*** INFORMATION SHOWN ***

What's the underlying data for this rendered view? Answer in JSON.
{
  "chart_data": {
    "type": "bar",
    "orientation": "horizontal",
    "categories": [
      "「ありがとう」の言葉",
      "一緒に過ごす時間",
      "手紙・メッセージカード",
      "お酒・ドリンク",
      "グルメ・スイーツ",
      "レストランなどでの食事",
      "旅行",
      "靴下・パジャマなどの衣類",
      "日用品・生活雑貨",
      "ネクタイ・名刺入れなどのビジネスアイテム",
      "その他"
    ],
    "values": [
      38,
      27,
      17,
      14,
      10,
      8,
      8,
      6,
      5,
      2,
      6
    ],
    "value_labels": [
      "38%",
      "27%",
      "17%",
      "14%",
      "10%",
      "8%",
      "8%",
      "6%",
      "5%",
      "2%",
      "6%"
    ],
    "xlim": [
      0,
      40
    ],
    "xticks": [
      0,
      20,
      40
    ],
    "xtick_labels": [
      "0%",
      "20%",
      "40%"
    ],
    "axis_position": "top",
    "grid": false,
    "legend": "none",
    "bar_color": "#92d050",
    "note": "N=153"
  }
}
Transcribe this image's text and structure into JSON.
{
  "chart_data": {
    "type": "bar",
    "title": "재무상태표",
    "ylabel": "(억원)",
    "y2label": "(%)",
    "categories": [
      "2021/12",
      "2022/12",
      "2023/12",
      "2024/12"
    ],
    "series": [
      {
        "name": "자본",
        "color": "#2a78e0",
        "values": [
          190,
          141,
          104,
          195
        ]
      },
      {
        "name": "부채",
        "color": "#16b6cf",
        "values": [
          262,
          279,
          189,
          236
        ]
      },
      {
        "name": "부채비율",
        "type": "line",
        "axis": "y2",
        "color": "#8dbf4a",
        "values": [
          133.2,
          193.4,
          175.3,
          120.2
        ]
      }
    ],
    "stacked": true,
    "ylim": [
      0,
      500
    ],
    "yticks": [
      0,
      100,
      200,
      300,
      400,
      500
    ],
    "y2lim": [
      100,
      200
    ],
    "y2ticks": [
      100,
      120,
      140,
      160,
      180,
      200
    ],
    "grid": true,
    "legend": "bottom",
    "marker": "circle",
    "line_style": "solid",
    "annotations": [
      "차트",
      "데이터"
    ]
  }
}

***

◆ WORK TO COMPLETE ◆
Repeat all the entries word for word.

◆ TASK RESPONSE ◆
What's the underlying data for this rendered view? Answer in JSON.
{
  "chart_data": {
    "type": "bar",
    "orientation": "horizontal",
    "categories": [
      "「ありがとう」の言葉",
      "一緒に過ごす時間",
      "手紙・メッセージカード",
      "お酒・ドリンク",
      "グルメ・スイーツ",
      "レストランなどでの食事",
      "旅行",
      "靴下・パジャマなどの衣類",
      "日用品・生活雑貨",
      "ネクタイ・名刺入れなどのビジネスアイテム",
      "その他"
    ],
    "values": [
      38,
      27,
      17,
      14,
      10,
      8,
      8,
      6,
      5,
      2,
      6
    ],
    "value_labels": [
      "38%",
      "27%",
      "17%",
      "14%",
      "10%",
      "8%",
      "8%",
      "6%",
      "5%",
      "2%",
      "6%"
    ],
    "xlim": [
      0,
      40
    ],
    "xticks": [
      0,
      20,
      40
    ],
    "xtick_labels": [
      "0%",
      "20%",
      "40%"
    ],
    "axis_position": "top",
    "grid": false,
    "legend": "none",
    "bar_color": "#92d050",
    "note": "N=153"
  }
}
Transcribe this image's text and structure into JSON.
{
  "chart_data": {
    "type": "bar",
    "title": "재무상태표",
    "ylabel": "(억원)",
    "y2label": "(%)",
    "categories": [
      "2021/12",
      "2022/12",
      "2023/12",
      "2024/12"
    ],
    "series": [
      {
        "name": "자본",
        "color": "#2a78e0",
        "values": [
          190,
          141,
          104,
          195
        ]
      },
      {
        "name": "부채",
        "color": "#16b6cf",
        "values": [
          262,
          279,
          189,
          236
        ]
      },
      {
        "name": "부채비율",
        "type": "line",
        "axis": "y2",
        "color": "#8dbf4a",
        "values": [
          133.2,
          193.4,
          175.3,
          120.2
        ]
      }
    ],
    "stacked": true,
    "ylim": [
      0,
      500
    ],
    "yticks": [
      0,
      100,
      200,
      300,
      400,
      500
    ],
    "y2lim": [
      100,
      200
    ],
    "y2ticks": [
      100,
      120,
      140,
      160,
      180,
      200
    ],
    "grid": true,
    "legend": "bottom",
    "marker": "circle",
    "line_style": "solid",
    "annotations": [
      "차트",
      "데이터"
    ]
  }
}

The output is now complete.